Dataset records
************
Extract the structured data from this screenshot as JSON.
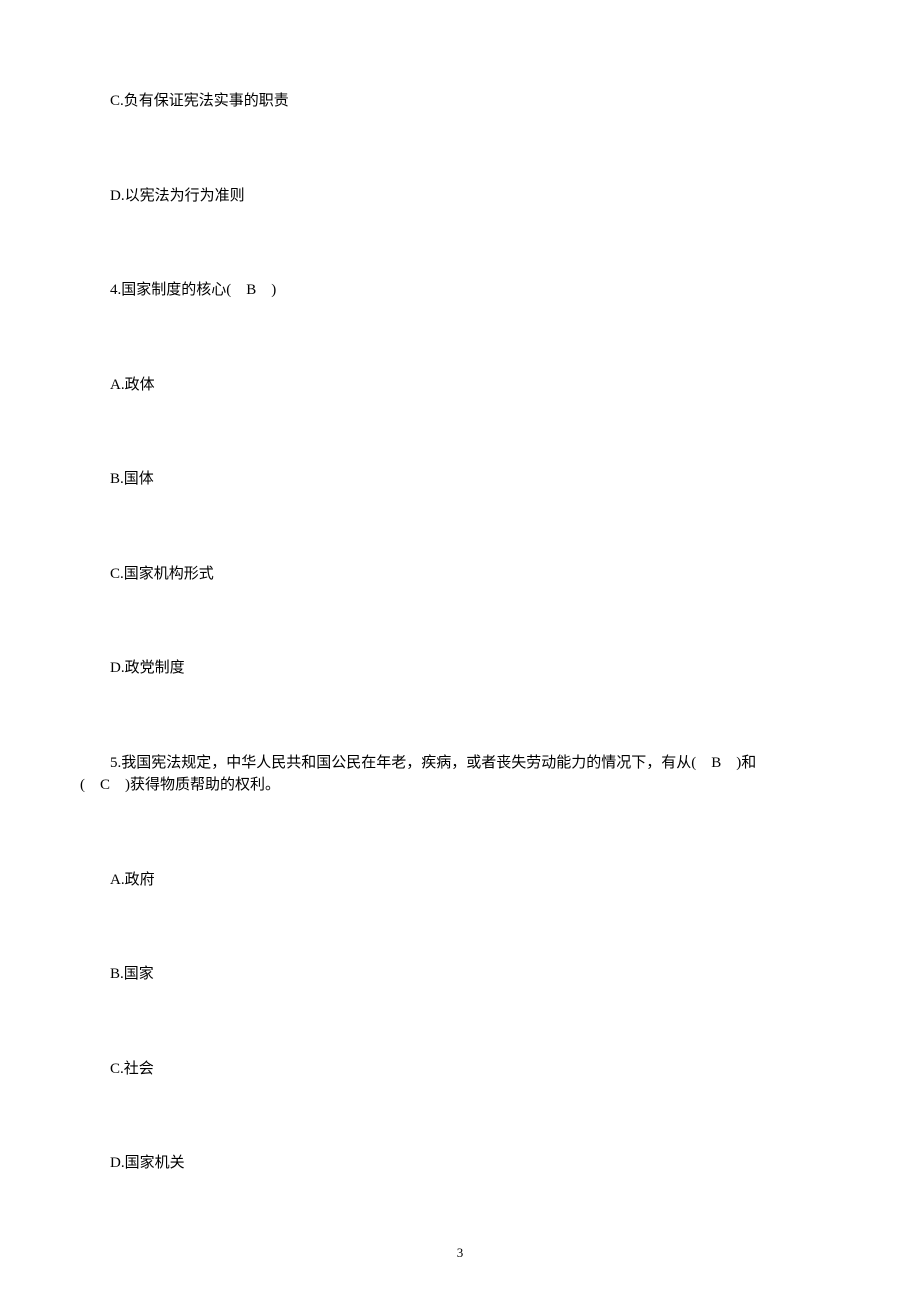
{
  "lines": {
    "optC": "C.负有保证宪法实事的职责",
    "optD": "D.以宪法为行为准则",
    "q4": "4.国家制度的核心(　B　)",
    "q4A": "A.政体",
    "q4B": "B.国体",
    "q4C": "C.国家机构形式",
    "q4D": "D.政党制度",
    "q5_l1": "5.我国宪法规定，中华人民共和国公民在年老，疾病，或者丧失劳动能力的情况下，有从(　B　)和",
    "q5_l2": "(　C　)获得物质帮助的权利。",
    "q5A": "A.政府",
    "q5B": "B.国家",
    "q5C": "C.社会",
    "q5D": "D.国家机关"
  },
  "pageNumber": "3"
}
************
**WHAT YOU SHOULD DO**
Copy all the records above exactly, but leave out the pictures.

**ANSWER TO THIS TASK**
Extract the structured data from this screenshot as JSON.
{
  "lines": {
    "optC": "C.负有保证宪法实事的职责",
    "optD": "D.以宪法为行为准则",
    "q4": "4.国家制度的核心(　B　)",
    "q4A": "A.政体",
    "q4B": "B.国体",
    "q4C": "C.国家机构形式",
    "q4D": "D.政党制度",
    "q5_l1": "5.我国宪法规定，中华人民共和国公民在年老，疾病，或者丧失劳动能力的情况下，有从(　B　)和",
    "q5_l2": "(　C　)获得物质帮助的权利。",
    "q5A": "A.政府",
    "q5B": "B.国家",
    "q5C": "C.社会",
    "q5D": "D.国家机关"
  },
  "pageNumber": "3"
}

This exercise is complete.